Give the data below as a numbered list, from its first line up to and including the line with "- list-marker-c: c): [103, 403, 111, 417]", leaving out any blank lines.

◆ ◆ ◆ ◆ ◆ ◆ ◆

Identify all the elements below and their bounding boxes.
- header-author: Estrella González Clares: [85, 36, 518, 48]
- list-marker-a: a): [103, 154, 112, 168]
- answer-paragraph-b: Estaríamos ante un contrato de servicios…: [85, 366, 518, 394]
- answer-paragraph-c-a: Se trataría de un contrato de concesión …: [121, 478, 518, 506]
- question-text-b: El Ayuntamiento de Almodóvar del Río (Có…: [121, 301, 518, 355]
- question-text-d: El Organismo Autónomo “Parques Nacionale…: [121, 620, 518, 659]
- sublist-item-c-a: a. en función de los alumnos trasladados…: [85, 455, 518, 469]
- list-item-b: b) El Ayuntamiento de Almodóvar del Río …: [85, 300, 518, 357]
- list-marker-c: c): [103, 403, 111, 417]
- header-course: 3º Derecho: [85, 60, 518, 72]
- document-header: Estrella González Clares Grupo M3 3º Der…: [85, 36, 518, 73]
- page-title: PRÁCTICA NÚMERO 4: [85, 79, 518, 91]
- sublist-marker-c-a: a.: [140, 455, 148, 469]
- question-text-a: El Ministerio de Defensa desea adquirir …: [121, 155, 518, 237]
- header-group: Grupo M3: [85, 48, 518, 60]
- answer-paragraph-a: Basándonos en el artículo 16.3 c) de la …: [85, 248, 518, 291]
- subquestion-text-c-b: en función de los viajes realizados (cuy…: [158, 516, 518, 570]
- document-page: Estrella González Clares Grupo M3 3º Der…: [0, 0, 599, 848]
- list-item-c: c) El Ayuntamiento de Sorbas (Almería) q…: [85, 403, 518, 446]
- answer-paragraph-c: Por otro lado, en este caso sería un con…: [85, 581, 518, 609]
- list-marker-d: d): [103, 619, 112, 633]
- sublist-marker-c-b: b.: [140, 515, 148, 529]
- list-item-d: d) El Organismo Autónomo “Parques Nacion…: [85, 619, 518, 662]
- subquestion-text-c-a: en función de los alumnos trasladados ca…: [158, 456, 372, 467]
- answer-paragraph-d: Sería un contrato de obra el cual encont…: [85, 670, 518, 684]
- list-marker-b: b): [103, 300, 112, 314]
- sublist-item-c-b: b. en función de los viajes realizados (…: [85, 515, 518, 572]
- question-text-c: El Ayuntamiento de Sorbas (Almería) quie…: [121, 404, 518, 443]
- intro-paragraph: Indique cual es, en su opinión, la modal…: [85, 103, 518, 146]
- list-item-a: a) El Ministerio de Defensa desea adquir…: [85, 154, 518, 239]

◆ ◆ ◆ ◆ ◆ ◆ ◆

Response:
1. Identify all the elements below and their bounding boxes.
2. - header-author: Estrella González Clares: [85, 36, 518, 48]
3. - list-marker-a: a): [103, 154, 112, 168]
4. - answer-paragraph-b: Estaríamos ante un contrato de servicios…: [85, 366, 518, 394]
5. - answer-paragraph-c-a: Se trataría de un contrato de concesión …: [121, 478, 518, 506]
6. - question-text-b: El Ayuntamiento de Almodóvar del Río (Có…: [121, 301, 518, 355]
7. - question-text-d: El Organismo Autónomo “Parques Nacionale…: [121, 620, 518, 659]
8. - sublist-item-c-a: a. en función de los alumnos trasladados…: [85, 455, 518, 469]
9. - list-item-b: b) El Ayuntamiento de Almodóvar del Río …: [85, 300, 518, 357]
10. - list-marker-c: c): [103, 403, 111, 417]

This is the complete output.